Scan the records below. List lines holding "color".

__________________________________________________

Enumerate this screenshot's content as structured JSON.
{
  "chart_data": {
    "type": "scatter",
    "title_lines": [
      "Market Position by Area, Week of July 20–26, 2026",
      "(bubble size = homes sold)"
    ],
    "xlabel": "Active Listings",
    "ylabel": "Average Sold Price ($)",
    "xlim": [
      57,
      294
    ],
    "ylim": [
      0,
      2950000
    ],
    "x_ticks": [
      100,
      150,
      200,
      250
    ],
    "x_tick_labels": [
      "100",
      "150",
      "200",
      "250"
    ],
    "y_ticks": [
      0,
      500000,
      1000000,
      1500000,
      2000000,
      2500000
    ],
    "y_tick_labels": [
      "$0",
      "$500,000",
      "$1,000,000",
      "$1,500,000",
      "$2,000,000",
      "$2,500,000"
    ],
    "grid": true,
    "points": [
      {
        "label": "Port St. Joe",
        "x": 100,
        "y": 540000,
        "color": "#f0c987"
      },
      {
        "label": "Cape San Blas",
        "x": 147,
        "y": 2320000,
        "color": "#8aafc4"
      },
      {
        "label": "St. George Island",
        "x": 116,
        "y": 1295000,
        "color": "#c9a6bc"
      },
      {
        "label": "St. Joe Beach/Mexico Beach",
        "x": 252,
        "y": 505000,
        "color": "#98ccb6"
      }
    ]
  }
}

__________________________________________________

Complete output.
        "color": "#f0c987"
        "color": "#8aafc4"
        "color": "#c9a6bc"
        "color": "#98ccb6"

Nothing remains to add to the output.